PROBLEM TO SOLVE
Please write out the complete listing that follows, exactly as it reads.

RECORDS PROVIDED
—————

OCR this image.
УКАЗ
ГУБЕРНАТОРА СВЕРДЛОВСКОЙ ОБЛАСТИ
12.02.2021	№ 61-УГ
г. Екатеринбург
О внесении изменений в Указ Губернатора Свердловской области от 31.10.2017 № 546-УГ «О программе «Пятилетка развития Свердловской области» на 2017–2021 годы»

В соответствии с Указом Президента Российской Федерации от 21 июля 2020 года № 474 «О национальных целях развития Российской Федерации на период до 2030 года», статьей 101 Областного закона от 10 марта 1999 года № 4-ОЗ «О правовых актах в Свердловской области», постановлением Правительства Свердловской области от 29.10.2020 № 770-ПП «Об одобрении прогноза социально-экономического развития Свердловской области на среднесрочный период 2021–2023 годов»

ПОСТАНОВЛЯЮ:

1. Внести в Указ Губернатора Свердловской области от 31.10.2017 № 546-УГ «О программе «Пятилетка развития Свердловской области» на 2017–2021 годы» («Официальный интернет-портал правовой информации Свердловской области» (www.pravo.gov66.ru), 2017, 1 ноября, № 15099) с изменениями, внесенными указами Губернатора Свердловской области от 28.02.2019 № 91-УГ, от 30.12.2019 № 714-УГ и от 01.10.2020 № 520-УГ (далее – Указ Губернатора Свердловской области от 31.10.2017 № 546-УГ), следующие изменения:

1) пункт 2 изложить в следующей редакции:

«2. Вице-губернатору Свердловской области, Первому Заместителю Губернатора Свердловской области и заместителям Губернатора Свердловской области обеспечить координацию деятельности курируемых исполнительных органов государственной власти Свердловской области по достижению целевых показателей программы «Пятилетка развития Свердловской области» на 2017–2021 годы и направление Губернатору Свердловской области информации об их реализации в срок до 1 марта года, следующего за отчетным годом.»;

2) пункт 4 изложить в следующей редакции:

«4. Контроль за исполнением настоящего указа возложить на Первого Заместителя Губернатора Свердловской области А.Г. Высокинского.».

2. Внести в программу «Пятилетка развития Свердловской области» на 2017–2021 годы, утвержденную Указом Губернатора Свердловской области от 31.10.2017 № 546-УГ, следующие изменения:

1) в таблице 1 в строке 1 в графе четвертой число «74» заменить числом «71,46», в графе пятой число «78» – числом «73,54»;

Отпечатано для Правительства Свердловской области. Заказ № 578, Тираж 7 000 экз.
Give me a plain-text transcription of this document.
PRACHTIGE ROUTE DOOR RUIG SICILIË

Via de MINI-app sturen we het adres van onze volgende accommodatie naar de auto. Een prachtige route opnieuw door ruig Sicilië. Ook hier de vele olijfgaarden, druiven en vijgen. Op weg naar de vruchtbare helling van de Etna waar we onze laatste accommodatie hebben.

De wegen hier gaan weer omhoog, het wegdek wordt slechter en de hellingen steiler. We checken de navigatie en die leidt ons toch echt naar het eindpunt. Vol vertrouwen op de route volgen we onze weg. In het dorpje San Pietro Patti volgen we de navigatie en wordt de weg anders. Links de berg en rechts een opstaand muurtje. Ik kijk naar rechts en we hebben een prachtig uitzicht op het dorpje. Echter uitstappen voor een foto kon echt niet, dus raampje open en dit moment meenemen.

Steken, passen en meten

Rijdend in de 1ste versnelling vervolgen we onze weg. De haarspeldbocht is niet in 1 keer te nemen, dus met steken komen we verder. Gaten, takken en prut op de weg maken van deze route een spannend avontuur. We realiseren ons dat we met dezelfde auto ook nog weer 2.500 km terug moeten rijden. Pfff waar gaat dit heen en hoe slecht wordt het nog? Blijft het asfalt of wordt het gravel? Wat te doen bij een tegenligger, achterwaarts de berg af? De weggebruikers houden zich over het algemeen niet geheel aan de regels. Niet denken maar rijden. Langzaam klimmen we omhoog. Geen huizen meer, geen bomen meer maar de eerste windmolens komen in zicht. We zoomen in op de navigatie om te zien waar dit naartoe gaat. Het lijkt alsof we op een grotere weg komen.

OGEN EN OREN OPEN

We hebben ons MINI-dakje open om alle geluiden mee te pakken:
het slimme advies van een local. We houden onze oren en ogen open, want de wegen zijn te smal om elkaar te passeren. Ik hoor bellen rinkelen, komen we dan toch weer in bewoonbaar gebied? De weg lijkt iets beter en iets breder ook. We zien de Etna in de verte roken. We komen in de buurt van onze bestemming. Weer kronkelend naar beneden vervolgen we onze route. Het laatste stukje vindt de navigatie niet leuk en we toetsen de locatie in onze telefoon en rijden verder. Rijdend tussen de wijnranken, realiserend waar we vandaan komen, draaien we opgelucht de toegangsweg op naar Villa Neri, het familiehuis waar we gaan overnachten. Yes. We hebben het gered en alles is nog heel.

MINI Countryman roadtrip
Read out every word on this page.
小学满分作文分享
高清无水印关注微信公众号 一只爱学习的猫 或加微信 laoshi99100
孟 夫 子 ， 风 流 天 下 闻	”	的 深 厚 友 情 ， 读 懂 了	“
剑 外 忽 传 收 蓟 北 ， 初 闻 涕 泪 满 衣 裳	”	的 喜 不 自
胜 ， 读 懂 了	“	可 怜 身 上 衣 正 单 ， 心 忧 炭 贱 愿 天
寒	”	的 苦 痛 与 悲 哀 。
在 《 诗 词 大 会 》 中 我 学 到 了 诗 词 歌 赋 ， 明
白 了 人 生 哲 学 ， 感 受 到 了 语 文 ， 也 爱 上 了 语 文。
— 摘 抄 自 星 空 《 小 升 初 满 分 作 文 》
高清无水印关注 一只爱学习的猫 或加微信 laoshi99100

—————

FINAL RESULT
OCR this image.
УКАЗ
ГУБЕРНАТОРА СВЕРДЛОВСКОЙ ОБЛАСТИ
12.02.2021	№ 61-УГ
г. Екатеринбург
О внесении изменений в Указ Губернатора Свердловской области от 31.10.2017 № 546-УГ «О программе «Пятилетка развития Свердловской области» на 2017–2021 годы»

В соответствии с Указом Президента Российской Федерации от 21 июля 2020 года № 474 «О национальных целях развития Российской Федерации на период до 2030 года», статьей 101 Областного закона от 10 марта 1999 года № 4-ОЗ «О правовых актах в Свердловской области», постановлением Правительства Свердловской области от 29.10.2020 № 770-ПП «Об одобрении прогноза социально-экономического развития Свердловской области на среднесрочный период 2021–2023 годов»

ПОСТАНОВЛЯЮ:

1. Внести в Указ Губернатора Свердловской области от 31.10.2017 № 546-УГ «О программе «Пятилетка развития Свердловской области» на 2017–2021 годы» («Официальный интернет-портал правовой информации Свердловской области» (www.pravo.gov66.ru), 2017, 1 ноября, № 15099) с изменениями, внесенными указами Губернатора Свердловской области от 28.02.2019 № 91-УГ, от 30.12.2019 № 714-УГ и от 01.10.2020 № 520-УГ (далее – Указ Губернатора Свердловской области от 31.10.2017 № 546-УГ), следующие изменения:

1) пункт 2 изложить в следующей редакции:

«2. Вице-губернатору Свердловской области, Первому Заместителю Губернатора Свердловской области и заместителям Губернатора Свердловской области обеспечить координацию деятельности курируемых исполнительных органов государственной власти Свердловской области по достижению целевых показателей программы «Пятилетка развития Свердловской области» на 2017–2021 годы и направление Губернатору Свердловской области информации об их реализации в срок до 1 марта года, следующего за отчетным годом.»;

2) пункт 4 изложить в следующей редакции:

«4. Контроль за исполнением настоящего указа возложить на Первого Заместителя Губернатора Свердловской области А.Г. Высокинского.».

2. Внести в программу «Пятилетка развития Свердловской области» на 2017–2021 годы, утвержденную Указом Губернатора Свердловской области от 31.10.2017 № 546-УГ, следующие изменения:

1) в таблице 1 в строке 1 в графе четвертой число «74» заменить числом «71,46», в графе пятой число «78» – числом «73,54»;

Отпечатано для Правительства Свердловской области. Заказ № 578, Тираж 7 000 экз.
Give me a plain-text transcription of this document.
PRACHTIGE ROUTE DOOR RUIG SICILIË

Via de MINI-app sturen we het adres van onze volgende accommodatie naar de auto. Een prachtige route opnieuw door ruig Sicilië. Ook hier de vele olijfgaarden, druiven en vijgen. Op weg naar de vruchtbare helling van de Etna waar we onze laatste accommodatie hebben.

De wegen hier gaan weer omhoog, het wegdek wordt slechter en de hellingen steiler. We checken de navigatie en die leidt ons toch echt naar het eindpunt. Vol vertrouwen op de route volgen we onze weg. In het dorpje San Pietro Patti volgen we de navigatie en wordt de weg anders. Links de berg en rechts een opstaand muurtje. Ik kijk naar rechts en we hebben een prachtig uitzicht op het dorpje. Echter uitstappen voor een foto kon echt niet, dus raampje open en dit moment meenemen.

Steken, passen en meten

Rijdend in de 1ste versnelling vervolgen we onze weg. De haarspeldbocht is niet in 1 keer te nemen, dus met steken komen we verder. Gaten, takken en prut op de weg maken van deze route een spannend avontuur. We realiseren ons dat we met dezelfde auto ook nog weer 2.500 km terug moeten rijden. Pfff waar gaat dit heen en hoe slecht wordt het nog? Blijft het asfalt of wordt het gravel? Wat te doen bij een tegenligger, achterwaarts de berg af? De weggebruikers houden zich over het algemeen niet geheel aan de regels. Niet denken maar rijden. Langzaam klimmen we omhoog. Geen huizen meer, geen bomen meer maar de eerste windmolens komen in zicht. We zoomen in op de navigatie om te zien waar dit naartoe gaat. Het lijkt alsof we op een grotere weg komen.

OGEN EN OREN OPEN

We hebben ons MINI-dakje open om alle geluiden mee te pakken:
het slimme advies van een local. We houden onze oren en ogen open, want de wegen zijn te smal om elkaar te passeren. Ik hoor bellen rinkelen, komen we dan toch weer in bewoonbaar gebied? De weg lijkt iets beter en iets breder ook. We zien de Etna in de verte roken. We komen in de buurt van onze bestemming. Weer kronkelend naar beneden vervolgen we onze route. Het laatste stukje vindt de navigatie niet leuk en we toetsen de locatie in onze telefoon en rijden verder. Rijdend tussen de wijnranken, realiserend waar we vandaan komen, draaien we opgelucht de toegangsweg op naar Villa Neri, het familiehuis waar we gaan overnachten. Yes. We hebben het gered en alles is nog heel.

MINI Countryman roadtrip
Read out every word on this page.
小学满分作文分享
高清无水印关注微信公众号 一只爱学习的猫 或加微信 laoshi99100
孟 夫 子 ， 风 流 天 下 闻	”	的 深 厚 友 情 ， 读 懂 了	“
剑 外 忽 传 收 蓟 北 ， 初 闻 涕 泪 满 衣 裳	”	的 喜 不 自
胜 ， 读 懂 了	“	可 怜 身 上 衣 正 单 ， 心 忧 炭 贱 愿 天
寒	”	的 苦 痛 与 悲 哀 。
在 《 诗 词 大 会 》 中 我 学 到 了 诗 词 歌 赋 ， 明
白 了 人 生 哲 学 ， 感 受 到 了 语 文 ， 也 爱 上 了 语 文。
— 摘 抄 自 星 空 《 小 升 初 满 分 作 文 》
高清无水印关注 一只爱学习的猫 或加微信 laoshi99100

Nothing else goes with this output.